[Dataset items]
.....

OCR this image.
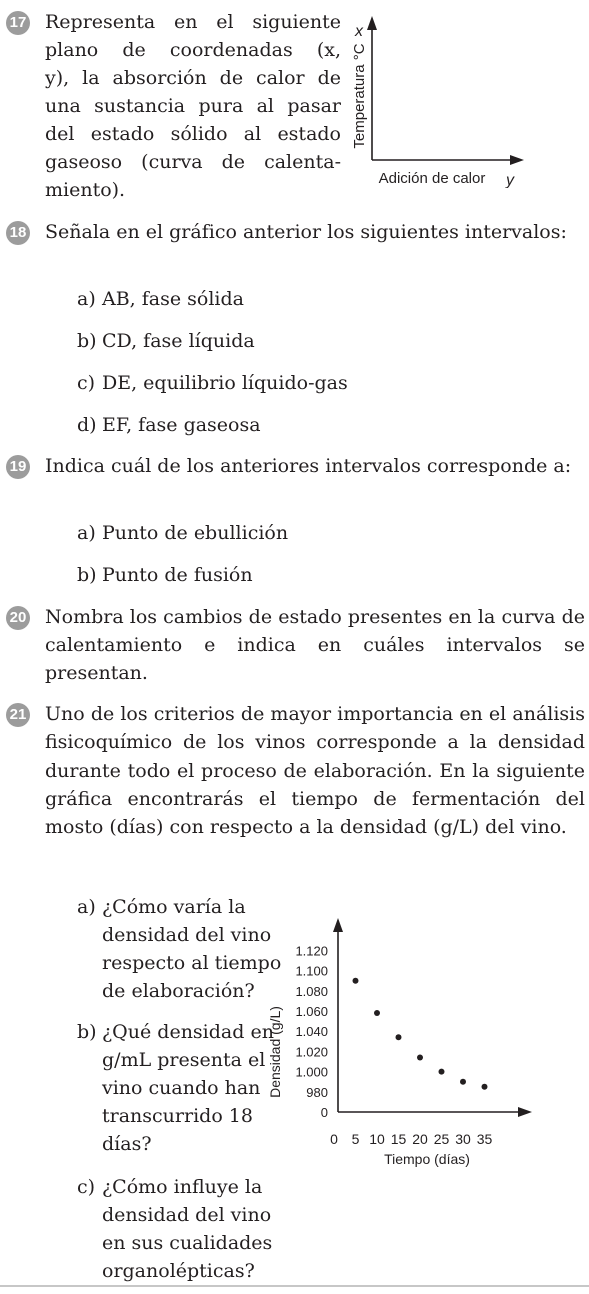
17 Representa en el siguiente
plano de coordenadas (x,
y), la absorción de calor de
una sustancia pura al pasar
del estado sólido al estado
gaseoso (curva de calenta-
miento).

x
Temperatura °C
Adición de calor y
18 Señala en el gráfico anterior los siguientes intervalos:

a) AB, fase sólida

b) CD, fase líquida

c) DE, equilibrio líquido-gas

d) EF, fase gaseosa

19 Indica cuál de los anteriores intervalos corresponde a:

a) Punto de ebullición

b) Punto de fusión

20 Nombra los cambios de estado presentes en la curva de calentamiento e indica en cuáles intervalos se presentan.

21 Uno de los criterios de mayor importancia en el análisis fisicoquímico de los vinos corresponde a la densidad durante todo el proceso de elaboración. En la siguiente gráfica encontrarás el tiempo de fermentación del mosto (días) con respecto a la densidad (g/L) del vino.

a) ¿Cómo varía la
densidad del vino
respecto al tiempo
de elaboración?
b) ¿Qué densidad en
g/mL presenta el
vino cuando han
transcurrido 18
días?
c) ¿Cómo influye la
densidad del vino
en sus cualidades
organolépticas?
Densidad (g/L)
Tiempo (días)
0
980
1.000
1.020
1.040
1.060
1.080
1.100
1.120
0 5 10 15 20 25 30 35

.....

STATED EXERCISE:
For the entries above, count the lines that contain the string "días", and state that number without further comment.

EXERCISE RESULT:
3